Transcribe the full listing below exactly.

+++

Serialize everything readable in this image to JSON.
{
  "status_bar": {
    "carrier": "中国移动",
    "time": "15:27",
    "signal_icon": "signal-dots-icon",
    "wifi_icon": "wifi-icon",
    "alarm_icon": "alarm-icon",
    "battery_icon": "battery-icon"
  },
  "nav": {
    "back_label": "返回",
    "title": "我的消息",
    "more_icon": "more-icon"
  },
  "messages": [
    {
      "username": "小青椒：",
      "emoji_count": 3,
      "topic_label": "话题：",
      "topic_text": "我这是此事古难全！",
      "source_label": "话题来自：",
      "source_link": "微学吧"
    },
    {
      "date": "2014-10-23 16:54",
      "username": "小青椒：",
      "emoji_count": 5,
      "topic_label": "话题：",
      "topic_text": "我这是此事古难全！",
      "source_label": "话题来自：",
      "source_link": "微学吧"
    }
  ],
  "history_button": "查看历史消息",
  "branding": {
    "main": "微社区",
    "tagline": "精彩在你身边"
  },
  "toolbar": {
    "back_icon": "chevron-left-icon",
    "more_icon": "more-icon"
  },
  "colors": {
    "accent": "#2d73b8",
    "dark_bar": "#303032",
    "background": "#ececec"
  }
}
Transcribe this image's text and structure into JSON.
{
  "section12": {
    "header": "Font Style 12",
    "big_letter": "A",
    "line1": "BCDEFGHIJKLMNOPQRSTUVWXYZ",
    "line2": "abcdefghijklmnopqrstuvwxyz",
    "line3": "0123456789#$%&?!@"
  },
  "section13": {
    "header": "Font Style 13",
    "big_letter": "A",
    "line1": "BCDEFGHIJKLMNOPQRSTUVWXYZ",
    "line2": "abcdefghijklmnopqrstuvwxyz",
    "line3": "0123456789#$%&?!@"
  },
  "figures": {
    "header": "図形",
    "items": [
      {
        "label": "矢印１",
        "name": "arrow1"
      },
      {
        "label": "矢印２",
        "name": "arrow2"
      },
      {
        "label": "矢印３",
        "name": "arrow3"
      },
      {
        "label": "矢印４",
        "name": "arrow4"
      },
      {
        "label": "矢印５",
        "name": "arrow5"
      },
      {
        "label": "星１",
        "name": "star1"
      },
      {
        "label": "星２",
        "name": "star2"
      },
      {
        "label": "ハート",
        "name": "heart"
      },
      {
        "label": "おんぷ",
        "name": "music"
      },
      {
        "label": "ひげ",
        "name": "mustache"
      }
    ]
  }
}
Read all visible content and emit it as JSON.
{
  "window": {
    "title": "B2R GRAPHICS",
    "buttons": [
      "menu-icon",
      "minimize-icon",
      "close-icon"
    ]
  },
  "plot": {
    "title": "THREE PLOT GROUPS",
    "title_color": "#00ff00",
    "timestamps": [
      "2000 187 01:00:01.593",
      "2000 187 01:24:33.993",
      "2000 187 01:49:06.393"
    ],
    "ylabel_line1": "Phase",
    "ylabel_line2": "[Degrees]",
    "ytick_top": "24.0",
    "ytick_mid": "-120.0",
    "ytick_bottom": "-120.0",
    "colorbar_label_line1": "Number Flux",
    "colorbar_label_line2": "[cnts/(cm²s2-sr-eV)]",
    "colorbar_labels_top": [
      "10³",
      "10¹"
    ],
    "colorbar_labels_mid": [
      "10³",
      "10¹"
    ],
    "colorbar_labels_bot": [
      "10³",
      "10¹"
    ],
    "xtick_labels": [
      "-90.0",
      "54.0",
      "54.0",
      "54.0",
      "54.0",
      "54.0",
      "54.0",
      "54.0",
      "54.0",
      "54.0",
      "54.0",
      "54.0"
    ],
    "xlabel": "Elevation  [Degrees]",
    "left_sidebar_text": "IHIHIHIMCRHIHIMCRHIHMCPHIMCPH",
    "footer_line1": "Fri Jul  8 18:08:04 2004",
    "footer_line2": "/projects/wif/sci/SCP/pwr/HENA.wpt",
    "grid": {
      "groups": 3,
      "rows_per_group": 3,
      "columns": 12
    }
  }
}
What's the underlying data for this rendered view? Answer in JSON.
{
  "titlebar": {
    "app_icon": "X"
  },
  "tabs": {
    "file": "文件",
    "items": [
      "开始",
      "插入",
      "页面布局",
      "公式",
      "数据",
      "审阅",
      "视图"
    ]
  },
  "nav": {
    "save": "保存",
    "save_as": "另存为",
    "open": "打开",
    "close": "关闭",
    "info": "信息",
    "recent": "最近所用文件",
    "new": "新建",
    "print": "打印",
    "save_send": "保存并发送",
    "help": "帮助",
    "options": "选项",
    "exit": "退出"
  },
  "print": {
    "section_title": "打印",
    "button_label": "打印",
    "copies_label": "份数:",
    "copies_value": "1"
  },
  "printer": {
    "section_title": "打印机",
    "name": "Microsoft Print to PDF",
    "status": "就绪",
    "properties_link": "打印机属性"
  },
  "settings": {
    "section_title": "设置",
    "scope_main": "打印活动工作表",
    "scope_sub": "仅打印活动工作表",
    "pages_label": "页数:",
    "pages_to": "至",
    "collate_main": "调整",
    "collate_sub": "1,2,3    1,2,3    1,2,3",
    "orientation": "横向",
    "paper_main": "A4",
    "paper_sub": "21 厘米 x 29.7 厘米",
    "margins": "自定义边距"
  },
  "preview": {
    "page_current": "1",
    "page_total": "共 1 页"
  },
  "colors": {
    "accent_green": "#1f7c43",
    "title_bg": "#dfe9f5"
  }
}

+++

Answer to this exercise –
Serialize everything readable in this image to JSON.
{
  "status_bar": {
    "carrier": "中国移动",
    "time": "15:27",
    "signal_icon": "signal-dots-icon",
    "wifi_icon": "wifi-icon",
    "alarm_icon": "alarm-icon",
    "battery_icon": "battery-icon"
  },
  "nav": {
    "back_label": "返回",
    "title": "我的消息",
    "more_icon": "more-icon"
  },
  "messages": [
    {
      "username": "小青椒：",
      "emoji_count": 3,
      "topic_label": "话题：",
      "topic_text": "我这是此事古难全！",
      "source_label": "话题来自：",
      "source_link": "微学吧"
    },
    {
      "date": "2014-10-23 16:54",
      "username": "小青椒：",
      "emoji_count": 5,
      "topic_label": "话题：",
      "topic_text": "我这是此事古难全！",
      "source_label": "话题来自：",
      "source_link": "微学吧"
    }
  ],
  "history_button": "查看历史消息",
  "branding": {
    "main": "微社区",
    "tagline": "精彩在你身边"
  },
  "toolbar": {
    "back_icon": "chevron-left-icon",
    "more_icon": "more-icon"
  },
  "colors": {
    "accent": "#2d73b8",
    "dark_bar": "#303032",
    "background": "#ececec"
  }
}
Transcribe this image's text and structure into JSON.
{
  "section12": {
    "header": "Font Style 12",
    "big_letter": "A",
    "line1": "BCDEFGHIJKLMNOPQRSTUVWXYZ",
    "line2": "abcdefghijklmnopqrstuvwxyz",
    "line3": "0123456789#$%&?!@"
  },
  "section13": {
    "header": "Font Style 13",
    "big_letter": "A",
    "line1": "BCDEFGHIJKLMNOPQRSTUVWXYZ",
    "line2": "abcdefghijklmnopqrstuvwxyz",
    "line3": "0123456789#$%&?!@"
  },
  "figures": {
    "header": "図形",
    "items": [
      {
        "label": "矢印１",
        "name": "arrow1"
      },
      {
        "label": "矢印２",
        "name": "arrow2"
      },
      {
        "label": "矢印３",
        "name": "arrow3"
      },
      {
        "label": "矢印４",
        "name": "arrow4"
      },
      {
        "label": "矢印５",
        "name": "arrow5"
      },
      {
        "label": "星１",
        "name": "star1"
      },
      {
        "label": "星２",
        "name": "star2"
      },
      {
        "label": "ハート",
        "name": "heart"
      },
      {
        "label": "おんぷ",
        "name": "music"
      },
      {
        "label": "ひげ",
        "name": "mustache"
      }
    ]
  }
}
Read all visible content and emit it as JSON.
{
  "window": {
    "title": "B2R GRAPHICS",
    "buttons": [
      "menu-icon",
      "minimize-icon",
      "close-icon"
    ]
  },
  "plot": {
    "title": "THREE PLOT GROUPS",
    "title_color": "#00ff00",
    "timestamps": [
      "2000 187 01:00:01.593",
      "2000 187 01:24:33.993",
      "2000 187 01:49:06.393"
    ],
    "ylabel_line1": "Phase",
    "ylabel_line2": "[Degrees]",
    "ytick_top": "24.0",
    "ytick_mid": "-120.0",
    "ytick_bottom": "-120.0",
    "colorbar_label_line1": "Number Flux",
    "colorbar_label_line2": "[cnts/(cm²s2-sr-eV)]",
    "colorbar_labels_top": [
      "10³",
      "10¹"
    ],
    "colorbar_labels_mid": [
      "10³",
      "10¹"
    ],
    "colorbar_labels_bot": [
      "10³",
      "10¹"
    ],
    "xtick_labels": [
      "-90.0",
      "54.0",
      "54.0",
      "54.0",
      "54.0",
      "54.0",
      "54.0",
      "54.0",
      "54.0",
      "54.0",
      "54.0",
      "54.0"
    ],
    "xlabel": "Elevation  [Degrees]",
    "left_sidebar_text": "IHIHIHIMCRHIHIMCRHIHMCPHIMCPH",
    "footer_line1": "Fri Jul  8 18:08:04 2004",
    "footer_line2": "/projects/wif/sci/SCP/pwr/HENA.wpt",
    "grid": {
      "groups": 3,
      "rows_per_group": 3,
      "columns": 12
    }
  }
}
What's the underlying data for this rendered view? Answer in JSON.
{
  "titlebar": {
    "app_icon": "X"
  },
  "tabs": {
    "file": "文件",
    "items": [
      "开始",
      "插入",
      "页面布局",
      "公式",
      "数据",
      "审阅",
      "视图"
    ]
  },
  "nav": {
    "save": "保存",
    "save_as": "另存为",
    "open": "打开",
    "close": "关闭",
    "info": "信息",
    "recent": "最近所用文件",
    "new": "新建",
    "print": "打印",
    "save_send": "保存并发送",
    "help": "帮助",
    "options": "选项",
    "exit": "退出"
  },
  "print": {
    "section_title": "打印",
    "button_label": "打印",
    "copies_label": "份数:",
    "copies_value": "1"
  },
  "printer": {
    "section_title": "打印机",
    "name": "Microsoft Print to PDF",
    "status": "就绪",
    "properties_link": "打印机属性"
  },
  "settings": {
    "section_title": "设置",
    "scope_main": "打印活动工作表",
    "scope_sub": "仅打印活动工作表",
    "pages_label": "页数:",
    "pages_to": "至",
    "collate_main": "调整",
    "collate_sub": "1,2,3    1,2,3    1,2,3",
    "orientation": "横向",
    "paper_main": "A4",
    "paper_sub": "21 厘米 x 29.7 厘米",
    "margins": "自定义边距"
  },
  "preview": {
    "page_current": "1",
    "page_total": "共 1 页"
  },
  "colors": {
    "accent_green": "#1f7c43",
    "title_bg": "#dfe9f5"
  }
}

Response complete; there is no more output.